## What you should do
Copy the entries word for word, starting with their first line and going on through the line that contains "ring-share-uae (1300, 549, 1484, 732)", with that line included.
--- Start of Supplied material ---
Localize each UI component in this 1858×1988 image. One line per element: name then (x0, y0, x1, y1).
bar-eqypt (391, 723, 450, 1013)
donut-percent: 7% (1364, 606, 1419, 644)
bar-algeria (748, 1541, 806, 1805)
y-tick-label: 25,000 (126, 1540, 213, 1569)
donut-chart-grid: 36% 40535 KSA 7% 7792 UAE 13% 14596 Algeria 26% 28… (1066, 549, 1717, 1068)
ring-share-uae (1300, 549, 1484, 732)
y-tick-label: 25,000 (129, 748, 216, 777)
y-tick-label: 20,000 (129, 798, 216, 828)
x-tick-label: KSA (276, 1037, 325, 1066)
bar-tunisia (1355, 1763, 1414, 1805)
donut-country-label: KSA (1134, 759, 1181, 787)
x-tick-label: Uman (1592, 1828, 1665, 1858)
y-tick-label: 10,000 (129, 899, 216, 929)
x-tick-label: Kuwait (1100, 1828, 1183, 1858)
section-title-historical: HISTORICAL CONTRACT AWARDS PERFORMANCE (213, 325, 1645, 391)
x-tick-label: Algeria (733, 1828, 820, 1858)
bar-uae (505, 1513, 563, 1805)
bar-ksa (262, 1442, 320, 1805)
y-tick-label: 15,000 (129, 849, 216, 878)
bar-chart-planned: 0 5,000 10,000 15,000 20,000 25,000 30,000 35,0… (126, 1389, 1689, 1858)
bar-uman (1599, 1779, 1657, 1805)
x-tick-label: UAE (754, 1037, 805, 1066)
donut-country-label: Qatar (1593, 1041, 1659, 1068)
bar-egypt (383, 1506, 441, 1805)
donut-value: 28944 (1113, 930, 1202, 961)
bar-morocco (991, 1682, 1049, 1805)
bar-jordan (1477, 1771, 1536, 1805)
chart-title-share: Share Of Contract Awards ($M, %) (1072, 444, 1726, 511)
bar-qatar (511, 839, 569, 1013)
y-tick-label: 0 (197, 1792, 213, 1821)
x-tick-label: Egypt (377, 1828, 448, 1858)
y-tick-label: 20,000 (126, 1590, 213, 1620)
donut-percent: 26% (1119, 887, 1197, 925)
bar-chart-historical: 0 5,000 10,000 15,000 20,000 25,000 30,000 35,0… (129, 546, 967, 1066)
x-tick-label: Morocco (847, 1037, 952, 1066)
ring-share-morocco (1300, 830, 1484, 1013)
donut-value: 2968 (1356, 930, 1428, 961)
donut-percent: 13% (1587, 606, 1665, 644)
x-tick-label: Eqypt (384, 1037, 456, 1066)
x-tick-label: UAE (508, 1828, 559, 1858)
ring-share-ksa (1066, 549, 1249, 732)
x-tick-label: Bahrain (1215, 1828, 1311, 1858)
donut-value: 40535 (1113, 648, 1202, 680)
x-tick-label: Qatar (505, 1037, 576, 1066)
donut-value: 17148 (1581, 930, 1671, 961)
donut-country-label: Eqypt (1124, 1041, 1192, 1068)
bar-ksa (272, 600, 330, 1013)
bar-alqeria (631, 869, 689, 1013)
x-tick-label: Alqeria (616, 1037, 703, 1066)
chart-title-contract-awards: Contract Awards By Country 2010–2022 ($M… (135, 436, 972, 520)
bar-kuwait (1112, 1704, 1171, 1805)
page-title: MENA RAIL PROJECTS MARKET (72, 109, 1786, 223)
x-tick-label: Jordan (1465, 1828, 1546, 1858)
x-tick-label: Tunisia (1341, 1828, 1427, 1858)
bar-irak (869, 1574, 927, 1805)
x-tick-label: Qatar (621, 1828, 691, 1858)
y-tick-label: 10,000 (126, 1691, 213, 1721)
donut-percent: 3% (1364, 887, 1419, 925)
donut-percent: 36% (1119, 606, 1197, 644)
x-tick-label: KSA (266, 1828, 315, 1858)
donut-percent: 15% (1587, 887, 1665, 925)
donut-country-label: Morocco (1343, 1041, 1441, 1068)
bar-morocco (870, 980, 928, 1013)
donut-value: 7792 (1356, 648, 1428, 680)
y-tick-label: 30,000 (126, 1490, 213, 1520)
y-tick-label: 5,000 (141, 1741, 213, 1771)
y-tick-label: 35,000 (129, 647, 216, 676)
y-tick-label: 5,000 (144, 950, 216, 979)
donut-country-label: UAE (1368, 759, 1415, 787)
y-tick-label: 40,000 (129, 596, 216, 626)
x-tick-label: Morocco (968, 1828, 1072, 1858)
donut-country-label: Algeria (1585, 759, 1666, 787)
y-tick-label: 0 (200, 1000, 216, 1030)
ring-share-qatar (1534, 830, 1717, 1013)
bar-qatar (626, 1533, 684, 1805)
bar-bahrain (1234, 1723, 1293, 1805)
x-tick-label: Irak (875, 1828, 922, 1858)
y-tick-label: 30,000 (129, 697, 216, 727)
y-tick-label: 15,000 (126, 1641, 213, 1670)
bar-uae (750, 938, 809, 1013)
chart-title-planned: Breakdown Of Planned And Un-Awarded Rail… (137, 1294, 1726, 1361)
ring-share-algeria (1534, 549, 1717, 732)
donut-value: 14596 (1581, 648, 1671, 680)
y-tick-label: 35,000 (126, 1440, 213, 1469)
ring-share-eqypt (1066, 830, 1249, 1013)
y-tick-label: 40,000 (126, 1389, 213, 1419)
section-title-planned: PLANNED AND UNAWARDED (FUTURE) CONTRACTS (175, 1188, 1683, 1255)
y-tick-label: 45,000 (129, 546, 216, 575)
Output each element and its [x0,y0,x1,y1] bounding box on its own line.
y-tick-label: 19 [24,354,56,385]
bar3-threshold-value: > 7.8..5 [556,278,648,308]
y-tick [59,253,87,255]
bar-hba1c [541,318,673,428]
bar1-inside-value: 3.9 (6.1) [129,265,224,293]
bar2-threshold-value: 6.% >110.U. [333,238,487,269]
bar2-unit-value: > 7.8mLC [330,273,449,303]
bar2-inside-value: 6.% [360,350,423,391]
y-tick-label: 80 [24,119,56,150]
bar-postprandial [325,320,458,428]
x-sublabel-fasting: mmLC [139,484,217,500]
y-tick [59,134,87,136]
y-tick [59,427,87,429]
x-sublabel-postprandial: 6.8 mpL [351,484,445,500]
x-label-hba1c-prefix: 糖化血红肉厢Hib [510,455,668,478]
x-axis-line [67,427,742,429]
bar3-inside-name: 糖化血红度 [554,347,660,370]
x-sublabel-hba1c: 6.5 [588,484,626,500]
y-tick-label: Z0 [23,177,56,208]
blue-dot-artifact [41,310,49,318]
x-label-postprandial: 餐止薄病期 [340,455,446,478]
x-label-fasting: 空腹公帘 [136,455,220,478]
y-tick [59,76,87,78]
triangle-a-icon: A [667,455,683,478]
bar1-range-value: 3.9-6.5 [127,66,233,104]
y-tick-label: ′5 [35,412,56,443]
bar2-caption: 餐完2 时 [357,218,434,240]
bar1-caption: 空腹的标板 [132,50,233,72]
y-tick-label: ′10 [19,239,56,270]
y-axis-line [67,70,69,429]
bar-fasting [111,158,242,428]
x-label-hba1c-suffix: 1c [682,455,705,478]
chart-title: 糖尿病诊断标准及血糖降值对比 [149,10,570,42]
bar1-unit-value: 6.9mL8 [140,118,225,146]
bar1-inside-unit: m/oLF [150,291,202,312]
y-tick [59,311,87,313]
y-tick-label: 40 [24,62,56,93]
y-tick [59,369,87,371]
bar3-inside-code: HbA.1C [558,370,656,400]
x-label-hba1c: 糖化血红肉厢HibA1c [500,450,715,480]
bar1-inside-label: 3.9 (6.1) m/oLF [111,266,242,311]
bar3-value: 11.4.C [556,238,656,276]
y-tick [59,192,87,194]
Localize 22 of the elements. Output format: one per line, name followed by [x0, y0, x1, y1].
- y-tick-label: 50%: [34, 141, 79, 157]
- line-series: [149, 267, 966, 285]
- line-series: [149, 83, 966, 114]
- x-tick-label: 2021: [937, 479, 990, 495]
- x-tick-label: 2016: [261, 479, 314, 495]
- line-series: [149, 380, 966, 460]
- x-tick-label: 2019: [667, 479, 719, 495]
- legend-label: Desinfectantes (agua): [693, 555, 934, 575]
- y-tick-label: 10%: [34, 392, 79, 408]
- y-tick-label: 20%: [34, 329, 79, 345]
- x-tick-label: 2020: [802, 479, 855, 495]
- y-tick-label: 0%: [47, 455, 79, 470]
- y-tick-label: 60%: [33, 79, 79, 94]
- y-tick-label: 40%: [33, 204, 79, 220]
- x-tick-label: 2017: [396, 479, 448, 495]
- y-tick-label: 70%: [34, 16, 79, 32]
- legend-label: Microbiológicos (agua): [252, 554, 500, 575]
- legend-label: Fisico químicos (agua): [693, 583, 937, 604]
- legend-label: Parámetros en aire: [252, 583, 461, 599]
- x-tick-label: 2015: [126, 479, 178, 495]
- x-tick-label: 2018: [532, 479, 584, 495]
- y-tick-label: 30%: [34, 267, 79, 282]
--- End of Supplied material ---
## The answer
Localize each UI component in this 1858×1988 image. One line per element: name then (x0, y0, x1, y1).
bar-eqypt (391, 723, 450, 1013)
donut-percent: 7% (1364, 606, 1419, 644)
bar-algeria (748, 1541, 806, 1805)
y-tick-label: 25,000 (126, 1540, 213, 1569)
donut-chart-grid: 36% 40535 KSA 7% 7792 UAE 13% 14596 Algeria 26% 28… (1066, 549, 1717, 1068)
ring-share-uae (1300, 549, 1484, 732)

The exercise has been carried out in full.